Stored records
★ ★ ★

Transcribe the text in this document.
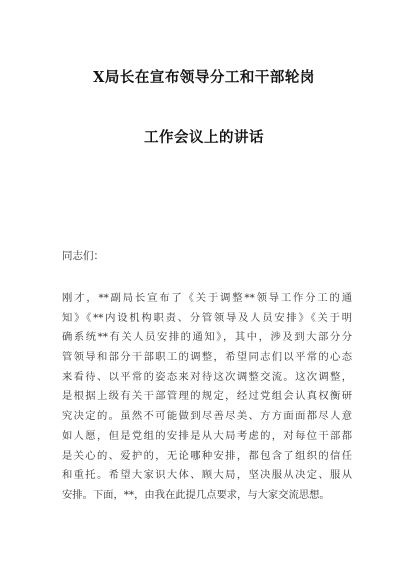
X局长在宣布领导分工和干部轮岗
工作会议上的讲话
同志们：
刚才，**副局长宣布了《关于调整**领导工作分工的通
知》《**内设机构职责、分管领导及人员安排》《关于明
确系统**有关人员安排的通知》，其中，涉及到大部分分
管领导和部分干部职工的调整，希望同志们以平常的心态
来看待、以平常的姿态来对待这次调整交流。这次调整，
是根据上级有关干部管理的规定，经过党组会认真权衡研
究决定的。虽然不可能做到尽善尽美、方方面面都尽人意
如人愿，但是党组的安排是从大局考虑的，对每位干部都
是关心的、爱护的，无论哪种安排，都包含了组织的信任
和重托。希望大家识大体、顾大局，坚决服从决定、服从
安排。下面，**，由我在此提几点要求，与大家交流思想。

★ ★ ★

* **Given task**: Make an exact copy of the listing above. Do not include the pictures.

* **The completed task**:
Transcribe the text in this document.
X局长在宣布领导分工和干部轮岗
工作会议上的讲话
同志们：
刚才，**副局长宣布了《关于调整**领导工作分工的通
知》《**内设机构职责、分管领导及人员安排》《关于明
确系统**有关人员安排的通知》，其中，涉及到大部分分
管领导和部分干部职工的调整，希望同志们以平常的心态
来看待、以平常的姿态来对待这次调整交流。这次调整，
是根据上级有关干部管理的规定，经过党组会认真权衡研
究决定的。虽然不可能做到尽善尽美、方方面面都尽人意
如人愿，但是党组的安排是从大局考虑的，对每位干部都
是关心的、爱护的，无论哪种安排，都包含了组织的信任
和重托。希望大家识大体、顾大局，坚决服从决定、服从
安排。下面，**，由我在此提几点要求，与大家交流思想。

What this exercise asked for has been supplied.